[Start of ROWS]
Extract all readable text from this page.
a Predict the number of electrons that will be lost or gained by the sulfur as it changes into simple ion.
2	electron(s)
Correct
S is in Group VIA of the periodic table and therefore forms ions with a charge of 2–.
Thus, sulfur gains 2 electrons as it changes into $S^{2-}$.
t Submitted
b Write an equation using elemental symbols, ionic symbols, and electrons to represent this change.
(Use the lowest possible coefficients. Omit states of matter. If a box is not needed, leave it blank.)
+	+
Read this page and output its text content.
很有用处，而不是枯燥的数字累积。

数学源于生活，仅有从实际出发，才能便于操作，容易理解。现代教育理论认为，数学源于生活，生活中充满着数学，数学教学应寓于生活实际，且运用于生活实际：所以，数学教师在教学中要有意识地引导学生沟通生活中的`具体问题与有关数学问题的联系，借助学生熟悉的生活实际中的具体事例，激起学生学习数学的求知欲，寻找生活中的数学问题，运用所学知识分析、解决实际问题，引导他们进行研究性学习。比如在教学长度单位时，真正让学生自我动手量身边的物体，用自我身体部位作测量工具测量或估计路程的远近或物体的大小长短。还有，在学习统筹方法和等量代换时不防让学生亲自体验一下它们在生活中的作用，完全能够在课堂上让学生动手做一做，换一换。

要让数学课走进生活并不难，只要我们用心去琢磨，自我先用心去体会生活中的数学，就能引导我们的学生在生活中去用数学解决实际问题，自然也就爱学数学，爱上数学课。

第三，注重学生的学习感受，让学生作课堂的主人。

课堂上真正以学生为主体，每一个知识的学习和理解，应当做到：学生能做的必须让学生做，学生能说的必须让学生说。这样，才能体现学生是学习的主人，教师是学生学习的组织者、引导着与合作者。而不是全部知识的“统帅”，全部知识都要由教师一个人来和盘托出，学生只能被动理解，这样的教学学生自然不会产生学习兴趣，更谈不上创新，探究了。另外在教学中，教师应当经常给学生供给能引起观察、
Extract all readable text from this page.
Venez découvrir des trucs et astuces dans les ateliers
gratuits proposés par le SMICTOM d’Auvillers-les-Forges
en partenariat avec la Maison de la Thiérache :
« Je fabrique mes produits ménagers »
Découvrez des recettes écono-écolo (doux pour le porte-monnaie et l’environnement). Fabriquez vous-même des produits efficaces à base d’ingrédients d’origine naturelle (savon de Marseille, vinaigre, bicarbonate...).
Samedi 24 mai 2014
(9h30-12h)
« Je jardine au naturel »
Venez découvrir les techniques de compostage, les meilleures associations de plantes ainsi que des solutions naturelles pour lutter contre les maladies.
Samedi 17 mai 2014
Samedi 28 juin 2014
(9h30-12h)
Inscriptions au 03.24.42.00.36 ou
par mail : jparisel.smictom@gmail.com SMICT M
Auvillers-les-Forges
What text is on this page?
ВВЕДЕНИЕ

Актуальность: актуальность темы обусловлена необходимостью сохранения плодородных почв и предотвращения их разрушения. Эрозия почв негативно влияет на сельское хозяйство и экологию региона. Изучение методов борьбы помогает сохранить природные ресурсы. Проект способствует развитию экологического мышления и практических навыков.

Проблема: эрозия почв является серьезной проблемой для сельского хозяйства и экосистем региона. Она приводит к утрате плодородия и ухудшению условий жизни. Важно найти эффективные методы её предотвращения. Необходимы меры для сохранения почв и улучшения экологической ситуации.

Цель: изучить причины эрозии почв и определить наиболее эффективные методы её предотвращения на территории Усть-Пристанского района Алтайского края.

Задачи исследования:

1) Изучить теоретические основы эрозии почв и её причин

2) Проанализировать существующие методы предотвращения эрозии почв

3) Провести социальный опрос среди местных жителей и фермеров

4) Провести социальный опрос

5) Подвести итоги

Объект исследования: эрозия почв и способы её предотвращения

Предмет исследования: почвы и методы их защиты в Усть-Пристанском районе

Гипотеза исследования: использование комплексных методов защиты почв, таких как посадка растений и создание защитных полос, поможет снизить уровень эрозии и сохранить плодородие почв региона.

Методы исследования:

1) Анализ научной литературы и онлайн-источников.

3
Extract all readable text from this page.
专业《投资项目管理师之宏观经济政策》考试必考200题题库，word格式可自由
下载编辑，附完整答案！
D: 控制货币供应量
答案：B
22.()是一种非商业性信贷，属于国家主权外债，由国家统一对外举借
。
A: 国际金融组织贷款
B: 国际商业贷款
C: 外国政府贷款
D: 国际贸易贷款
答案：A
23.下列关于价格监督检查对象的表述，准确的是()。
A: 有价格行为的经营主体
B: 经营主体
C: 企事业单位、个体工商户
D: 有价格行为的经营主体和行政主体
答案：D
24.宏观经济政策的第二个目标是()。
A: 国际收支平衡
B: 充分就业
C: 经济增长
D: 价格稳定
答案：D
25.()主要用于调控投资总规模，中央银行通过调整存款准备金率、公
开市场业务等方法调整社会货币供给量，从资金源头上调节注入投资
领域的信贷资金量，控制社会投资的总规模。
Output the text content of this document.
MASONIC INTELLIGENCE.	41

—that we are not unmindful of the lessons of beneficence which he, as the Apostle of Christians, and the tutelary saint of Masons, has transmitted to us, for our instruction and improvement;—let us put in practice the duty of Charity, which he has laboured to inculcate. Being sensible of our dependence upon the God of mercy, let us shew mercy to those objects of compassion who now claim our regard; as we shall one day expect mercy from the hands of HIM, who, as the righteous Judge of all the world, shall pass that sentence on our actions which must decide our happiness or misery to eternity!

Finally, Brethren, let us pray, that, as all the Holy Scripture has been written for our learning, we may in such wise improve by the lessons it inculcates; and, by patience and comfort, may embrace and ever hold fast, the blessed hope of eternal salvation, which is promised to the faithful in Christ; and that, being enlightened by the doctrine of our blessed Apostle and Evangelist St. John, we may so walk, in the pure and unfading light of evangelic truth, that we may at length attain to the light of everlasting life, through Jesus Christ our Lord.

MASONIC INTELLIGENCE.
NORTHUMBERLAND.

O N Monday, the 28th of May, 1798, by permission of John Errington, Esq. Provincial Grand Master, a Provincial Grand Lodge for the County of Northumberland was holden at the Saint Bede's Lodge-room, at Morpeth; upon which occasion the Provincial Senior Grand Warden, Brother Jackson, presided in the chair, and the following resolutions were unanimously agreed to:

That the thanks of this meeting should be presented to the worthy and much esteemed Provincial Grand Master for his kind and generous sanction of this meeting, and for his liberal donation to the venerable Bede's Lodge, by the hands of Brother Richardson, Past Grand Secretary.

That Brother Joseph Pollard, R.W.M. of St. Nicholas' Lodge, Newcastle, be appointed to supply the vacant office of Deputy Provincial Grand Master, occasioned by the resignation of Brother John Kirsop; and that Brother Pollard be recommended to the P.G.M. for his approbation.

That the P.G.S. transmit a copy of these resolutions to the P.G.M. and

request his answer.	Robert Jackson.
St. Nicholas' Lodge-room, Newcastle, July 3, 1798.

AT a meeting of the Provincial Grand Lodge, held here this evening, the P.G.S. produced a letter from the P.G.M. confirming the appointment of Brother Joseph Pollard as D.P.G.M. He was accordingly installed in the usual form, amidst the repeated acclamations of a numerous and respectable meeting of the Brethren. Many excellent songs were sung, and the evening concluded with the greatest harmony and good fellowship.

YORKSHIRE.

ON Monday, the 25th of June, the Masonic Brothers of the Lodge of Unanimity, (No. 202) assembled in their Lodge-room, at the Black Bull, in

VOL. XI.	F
[End of ROWS]
__WHAT NEEDS TO BE DONE__:
For each line of the entries that includes "resolutions", show that line.

__RESULT FOR THIS TASK__:
O N Monday, the 28th of May, 1798, by permission of John Errington, Esq. Provincial Grand Master, a Provincial Grand Lodge for the County of Northumberland was holden at the Saint Bede's Lodge-room, at Morpeth; upon which occasion the Provincial Senior Grand Warden, Brother Jackson, presided in the chair, and the following resolutions were unanimously agreed to:
That the P.G.S. transmit a copy of these resolutions to the P.G.M. and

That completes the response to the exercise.